-- BEGIN Dataset records --

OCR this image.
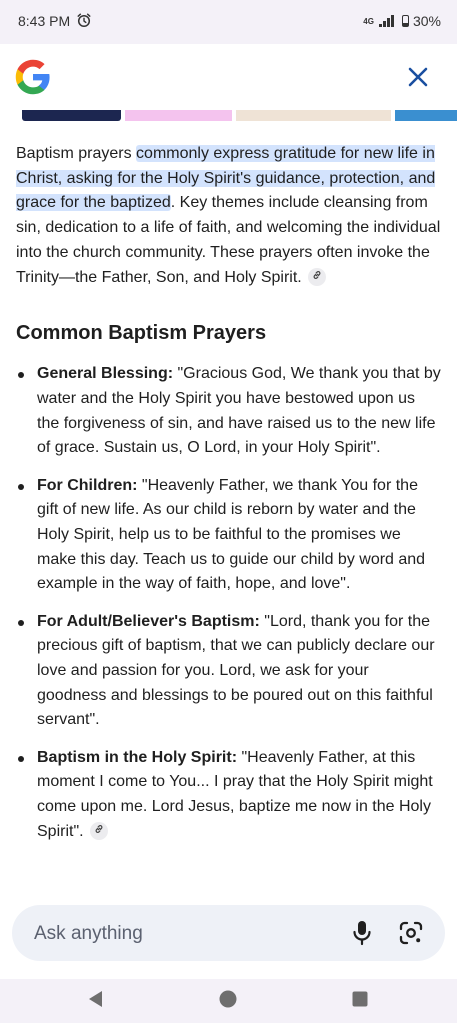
8:43 PM	4G	30%

Baptism prayers commonly express gratitude for new life in Christ, asking for the Holy Spirit's guidance, protection, and grace for the baptized. Key themes include cleansing from sin, dedication to a life of faith, and welcoming the individual into the church community. These prayers often invoke the Trinity—the Father, Son, and Holy Spirit.

Common Baptism Prayers
General Blessing: "Gracious God, We thank you that by water and the Holy Spirit you have bestowed upon us the forgiveness of sin, and have raised us to the new life of grace. Sustain us, O Lord, in your Holy Spirit".
For Children: "Heavenly Father, we thank You for the gift of new life. As our child is reborn by water and the Holy Spirit, help us to be faithful to the promises we make this day. Teach us to guide our child by word and example in the way of faith, hope, and love".
For Adult/Believer's Baptism: "Lord, thank you for the precious gift of baptism, that we can publicly declare our love and passion for you. Lord, we ask for your goodness and blessings to be poured out on this faithful servant".
Baptism in the Holy Spirit: "Heavenly Father, at this moment I come to You... I pray that the Holy Spirit might come upon me. Lord Jesus, baptize me now in the Holy Spirit".
Ask anything
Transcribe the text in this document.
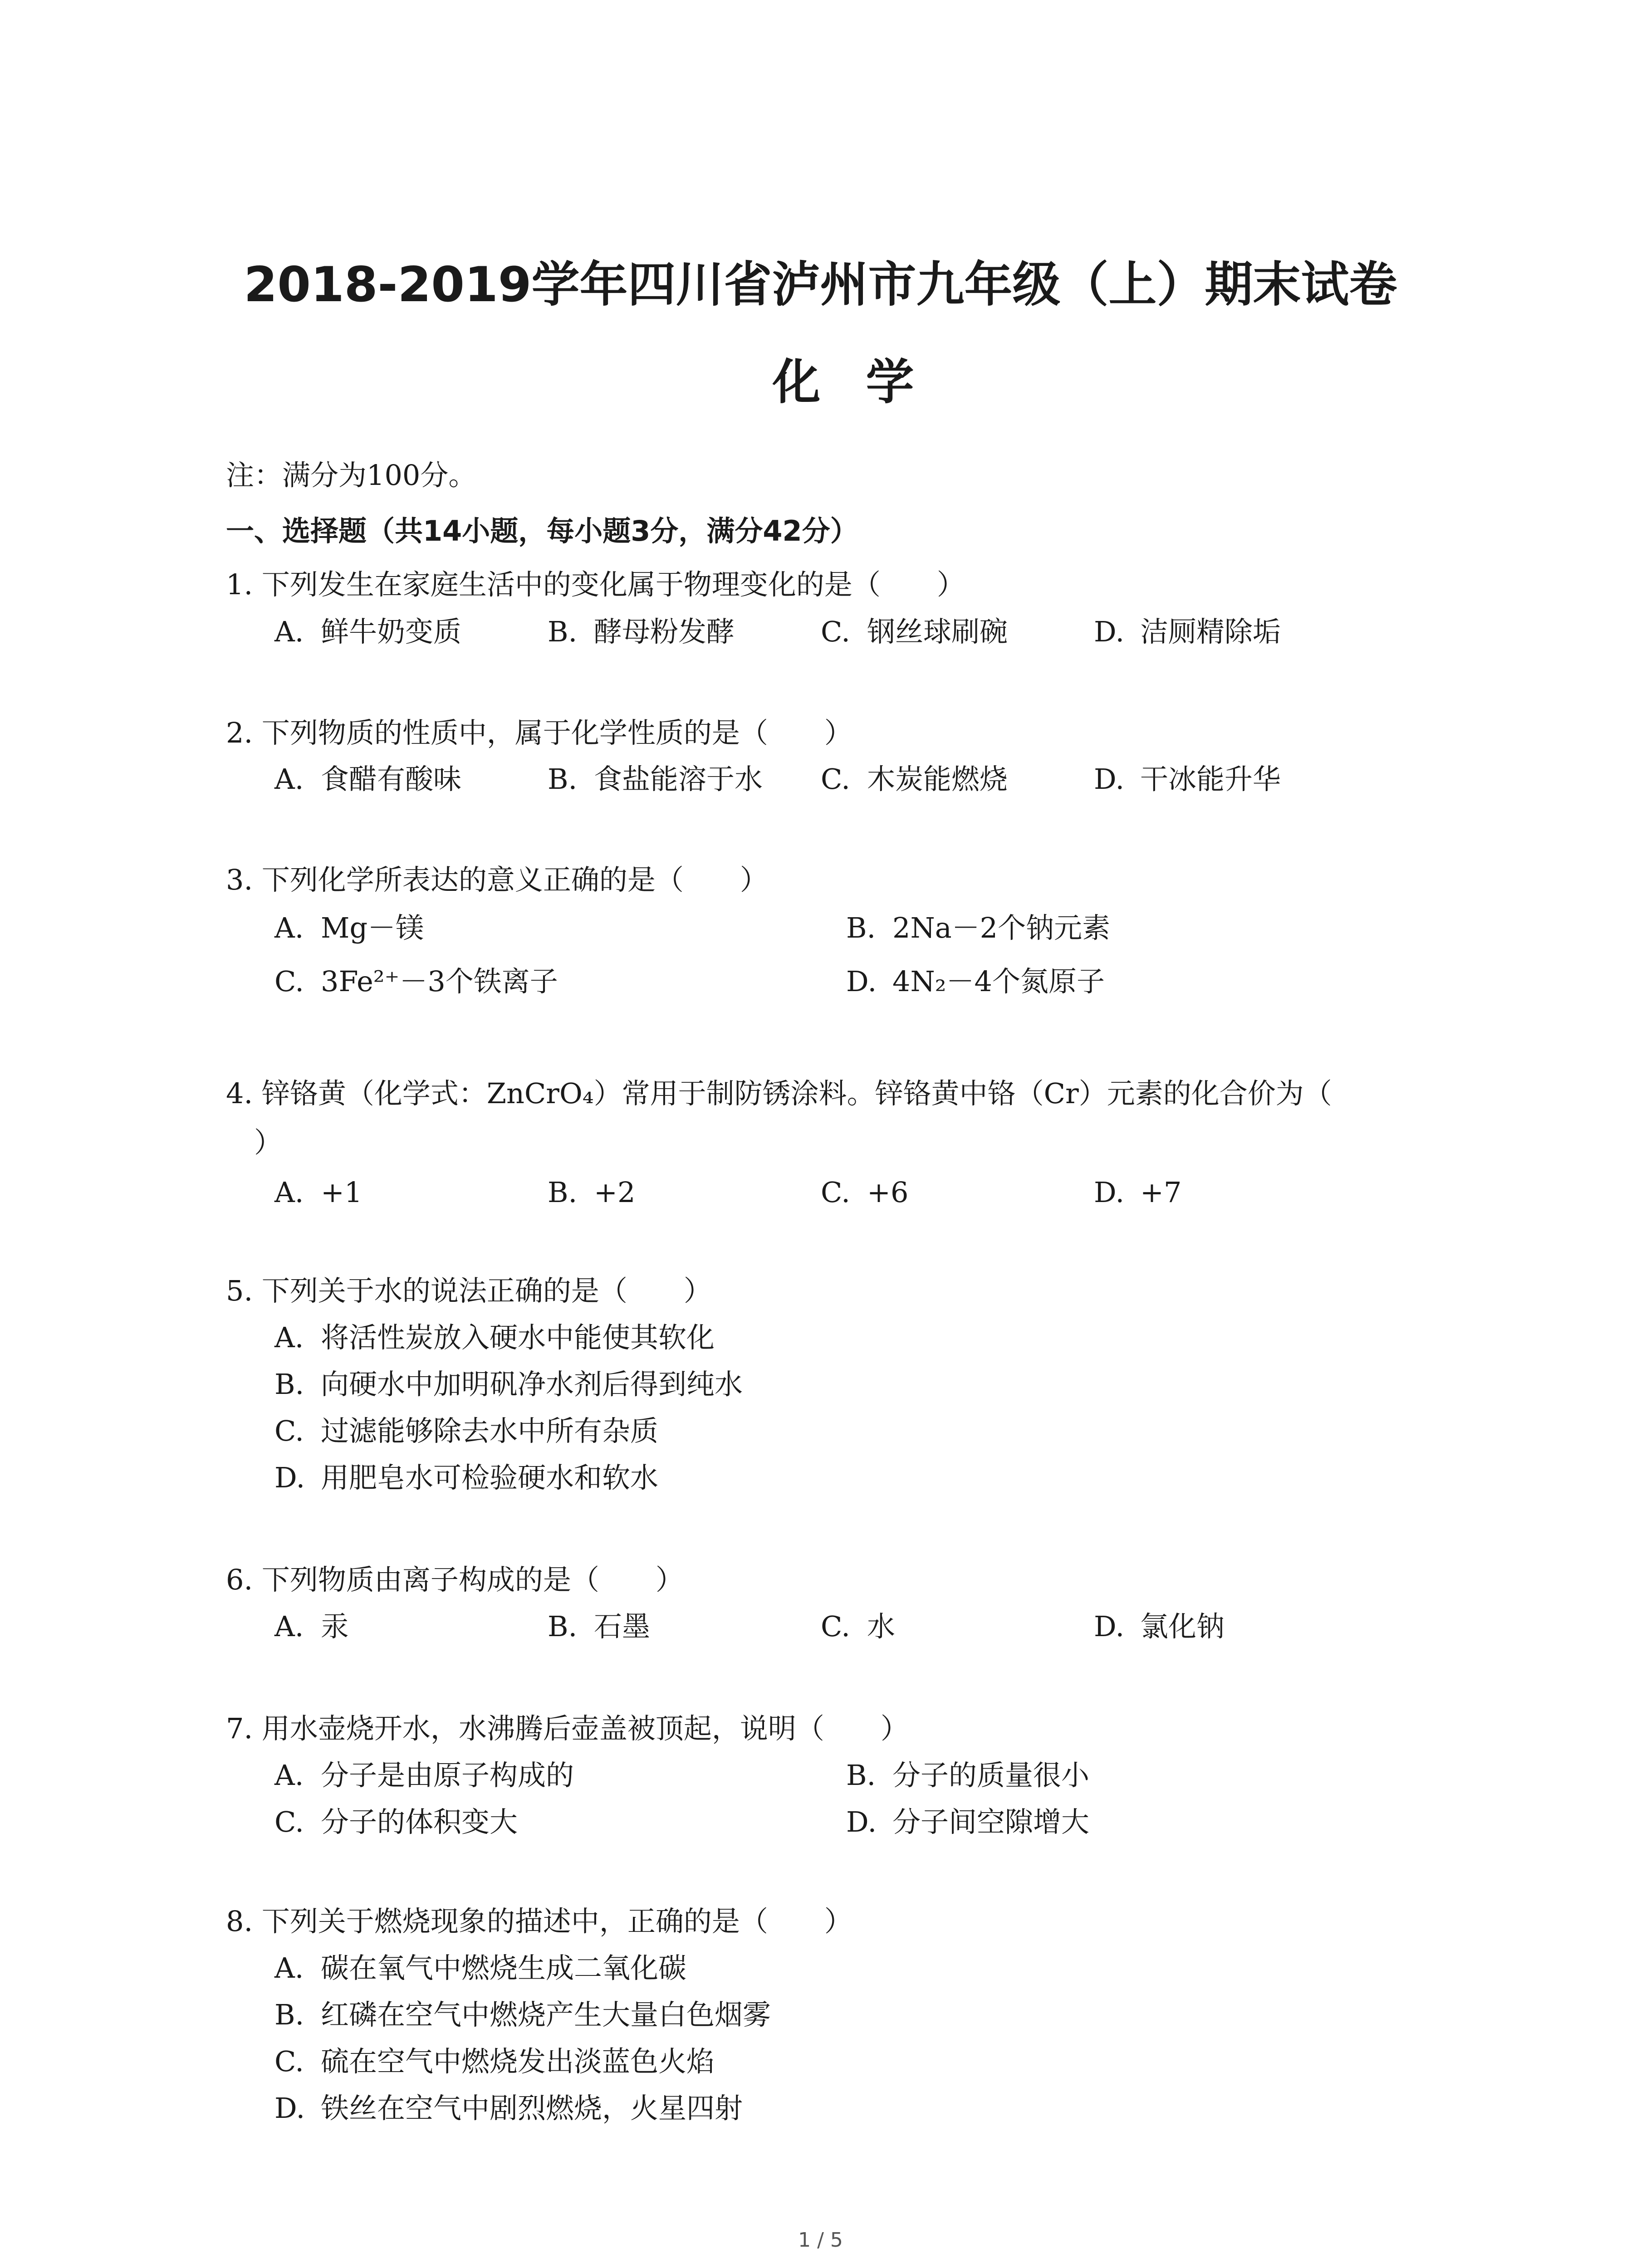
2018-2019学年四川省泸州市九年级（上）期末试卷
化学
注：满分为100分。
一、选择题（共14小题，每小题3分，满分42分）
1. 下列发生在家庭生活中的变化属于物理变化的是（　　）
A. 鲜牛奶变质	B. 酵母粉发酵	C. 钢丝球刷碗	D. 洁厕精除垢
2. 下列物质的性质中，属于化学性质的是（　　）
A. 食醋有酸味	B. 食盐能溶于水 C. 木炭能燃烧	D. 干冰能升华
3. 下列化学所表达的意义正确的是（　　）
A. Mg－镁	B. 2Na－2个钠元素
C. 3Fe²⁺－3个铁离子	D. 4N₂－4个氮原子
4. 锌铬黄（化学式：ZnCrO₄）常用于制防锈涂料。锌铬黄中铬（Cr）元素的化合价为（
）
A. +1	B. +2	C. +6	D. +7
5. 下列关于水的说法正确的是（　　）
A. 将活性炭放入硬水中能使其软化
B. 向硬水中加明矾净水剂后得到纯水
C. 过滤能够除去水中所有杂质
D. 用肥皂水可检验硬水和软水
6. 下列物质由离子构成的是（　　）
A. 汞	B. 石墨	C. 水	D. 氯化钠
7. 用水壶烧开水，水沸腾后壶盖被顶起，说明（　　）
A. 分子是由原子构成的	B. 分子的质量很小
C. 分子的体积变大	D. 分子间空隙增大
8. 下列关于燃烧现象的描述中，正确的是（　　）
A. 碳在氧气中燃烧生成二氧化碳
B. 红磷在空气中燃烧产生大量白色烟雾
C. 硫在空气中燃烧发出淡蓝色火焰
D. 铁丝在空气中剧烈燃烧，火星四射
1 / 5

-- END Dataset records --

> **Task brief**
Copy every line of the material in which the word "Father" occurs.

> **Expected answer**
Baptism prayers commonly express gratitude for new life in Christ, asking for the Holy Spirit's guidance, protection, and grace for the baptized. Key themes include cleansing from sin, dedication to a life of faith, and welcoming the individual into the church community. These prayers often invoke the Trinity—the Father, Son, and Holy Spirit.
For Children: "Heavenly Father, we thank You for the gift of new life. As our child is reborn by water and the Holy Spirit, help us to be faithful to the promises we make this day. Teach us to guide our child by word and example in the way of faith, hope, and love".
Baptism in the Holy Spirit: "Heavenly Father, at this moment I come to You... I pray that the Holy Spirit might come upon me. Lord Jesus, baptize me now in the Holy Spirit".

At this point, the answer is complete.